-- START OF RECORDS SUPPLIED --

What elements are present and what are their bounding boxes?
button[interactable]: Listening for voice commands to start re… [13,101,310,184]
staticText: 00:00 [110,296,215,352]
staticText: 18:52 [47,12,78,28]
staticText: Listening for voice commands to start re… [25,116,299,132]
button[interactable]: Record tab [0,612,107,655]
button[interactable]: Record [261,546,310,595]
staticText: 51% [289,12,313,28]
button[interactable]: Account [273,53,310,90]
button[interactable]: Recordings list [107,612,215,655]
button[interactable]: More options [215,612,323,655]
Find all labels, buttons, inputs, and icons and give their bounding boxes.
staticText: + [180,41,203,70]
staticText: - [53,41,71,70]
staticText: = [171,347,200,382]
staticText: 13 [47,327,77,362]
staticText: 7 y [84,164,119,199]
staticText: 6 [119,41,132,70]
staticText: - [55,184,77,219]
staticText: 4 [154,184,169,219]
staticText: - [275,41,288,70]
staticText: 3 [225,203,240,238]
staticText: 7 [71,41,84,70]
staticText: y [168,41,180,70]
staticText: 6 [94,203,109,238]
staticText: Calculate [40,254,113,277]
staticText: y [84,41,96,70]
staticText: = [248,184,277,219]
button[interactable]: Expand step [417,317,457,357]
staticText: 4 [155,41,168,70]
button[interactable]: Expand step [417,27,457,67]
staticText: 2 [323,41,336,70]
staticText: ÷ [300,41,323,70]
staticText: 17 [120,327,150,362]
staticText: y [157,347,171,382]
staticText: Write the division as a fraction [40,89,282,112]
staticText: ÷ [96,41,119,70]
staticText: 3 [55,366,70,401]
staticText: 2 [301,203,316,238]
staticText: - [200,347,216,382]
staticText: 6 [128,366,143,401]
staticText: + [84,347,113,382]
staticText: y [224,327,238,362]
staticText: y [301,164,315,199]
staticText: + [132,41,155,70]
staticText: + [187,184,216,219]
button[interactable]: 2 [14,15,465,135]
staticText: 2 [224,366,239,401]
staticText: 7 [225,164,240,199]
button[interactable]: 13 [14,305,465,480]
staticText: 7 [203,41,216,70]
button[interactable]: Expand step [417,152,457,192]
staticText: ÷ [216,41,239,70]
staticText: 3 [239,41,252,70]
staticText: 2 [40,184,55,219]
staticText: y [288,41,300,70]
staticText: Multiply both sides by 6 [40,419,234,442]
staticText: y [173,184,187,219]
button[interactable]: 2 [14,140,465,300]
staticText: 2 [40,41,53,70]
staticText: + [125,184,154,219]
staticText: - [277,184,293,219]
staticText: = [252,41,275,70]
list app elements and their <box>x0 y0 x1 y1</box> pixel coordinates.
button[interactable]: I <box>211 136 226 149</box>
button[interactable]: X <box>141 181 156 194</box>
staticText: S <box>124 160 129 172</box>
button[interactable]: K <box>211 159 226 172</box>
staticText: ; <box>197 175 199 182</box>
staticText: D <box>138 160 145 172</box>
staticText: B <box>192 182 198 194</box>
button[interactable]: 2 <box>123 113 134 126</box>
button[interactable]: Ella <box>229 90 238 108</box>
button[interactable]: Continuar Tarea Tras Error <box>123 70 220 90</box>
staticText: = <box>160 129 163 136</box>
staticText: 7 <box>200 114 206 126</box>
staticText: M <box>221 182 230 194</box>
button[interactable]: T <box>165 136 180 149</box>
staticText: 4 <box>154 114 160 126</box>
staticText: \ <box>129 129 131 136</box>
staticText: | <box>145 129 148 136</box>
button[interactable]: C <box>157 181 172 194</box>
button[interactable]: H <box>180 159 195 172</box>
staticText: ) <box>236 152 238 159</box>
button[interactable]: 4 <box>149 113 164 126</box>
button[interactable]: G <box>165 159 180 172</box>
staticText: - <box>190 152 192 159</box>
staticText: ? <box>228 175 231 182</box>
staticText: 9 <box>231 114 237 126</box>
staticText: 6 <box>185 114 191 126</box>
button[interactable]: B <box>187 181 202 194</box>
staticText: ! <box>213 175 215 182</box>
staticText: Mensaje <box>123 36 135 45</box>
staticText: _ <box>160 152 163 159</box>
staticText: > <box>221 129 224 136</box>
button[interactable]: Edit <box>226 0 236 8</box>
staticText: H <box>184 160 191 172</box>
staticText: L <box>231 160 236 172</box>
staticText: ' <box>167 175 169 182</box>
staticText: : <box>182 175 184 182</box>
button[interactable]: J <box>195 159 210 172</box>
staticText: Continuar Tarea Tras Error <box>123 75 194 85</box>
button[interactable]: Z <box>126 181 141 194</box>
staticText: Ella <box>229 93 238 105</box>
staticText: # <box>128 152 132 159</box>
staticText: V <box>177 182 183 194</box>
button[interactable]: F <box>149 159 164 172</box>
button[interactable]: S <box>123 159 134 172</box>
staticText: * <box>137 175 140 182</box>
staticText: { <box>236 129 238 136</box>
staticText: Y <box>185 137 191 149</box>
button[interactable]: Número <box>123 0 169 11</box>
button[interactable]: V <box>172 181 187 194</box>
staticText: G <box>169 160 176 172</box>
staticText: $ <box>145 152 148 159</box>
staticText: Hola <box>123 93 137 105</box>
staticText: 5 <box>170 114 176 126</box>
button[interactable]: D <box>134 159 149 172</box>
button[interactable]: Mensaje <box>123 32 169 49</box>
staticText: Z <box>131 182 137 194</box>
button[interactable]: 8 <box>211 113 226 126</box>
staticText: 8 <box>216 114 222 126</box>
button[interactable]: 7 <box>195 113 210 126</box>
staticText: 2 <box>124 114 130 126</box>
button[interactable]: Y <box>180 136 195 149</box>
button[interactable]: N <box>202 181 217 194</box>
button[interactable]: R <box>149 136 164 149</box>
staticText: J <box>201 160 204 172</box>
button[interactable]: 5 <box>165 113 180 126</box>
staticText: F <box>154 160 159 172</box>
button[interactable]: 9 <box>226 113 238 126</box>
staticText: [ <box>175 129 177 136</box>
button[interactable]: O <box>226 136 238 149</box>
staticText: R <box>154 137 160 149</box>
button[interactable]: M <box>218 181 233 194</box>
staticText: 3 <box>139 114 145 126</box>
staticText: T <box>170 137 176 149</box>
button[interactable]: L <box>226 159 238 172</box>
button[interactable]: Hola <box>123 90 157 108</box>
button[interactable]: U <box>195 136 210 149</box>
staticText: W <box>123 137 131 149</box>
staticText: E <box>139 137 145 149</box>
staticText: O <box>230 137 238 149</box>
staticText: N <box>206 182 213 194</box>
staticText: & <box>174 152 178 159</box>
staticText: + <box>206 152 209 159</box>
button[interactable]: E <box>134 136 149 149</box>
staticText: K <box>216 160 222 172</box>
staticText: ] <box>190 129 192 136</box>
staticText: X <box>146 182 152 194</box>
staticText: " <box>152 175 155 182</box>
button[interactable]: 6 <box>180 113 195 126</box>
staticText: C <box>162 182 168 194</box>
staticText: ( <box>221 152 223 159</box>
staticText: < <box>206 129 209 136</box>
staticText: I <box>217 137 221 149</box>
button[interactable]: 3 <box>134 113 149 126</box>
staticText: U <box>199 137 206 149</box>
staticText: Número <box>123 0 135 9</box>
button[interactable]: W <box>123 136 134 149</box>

-- END OF RECORDS SUPPLIED --

TASK: Pick out every line in the rows above that contains the word "commands", and copy each one. Case counts.

ANSWER:
button[interactable]: Listening for voice commands to start re… [13,101,310,184]
staticText: Listening for voice commands to start re… [25,116,299,132]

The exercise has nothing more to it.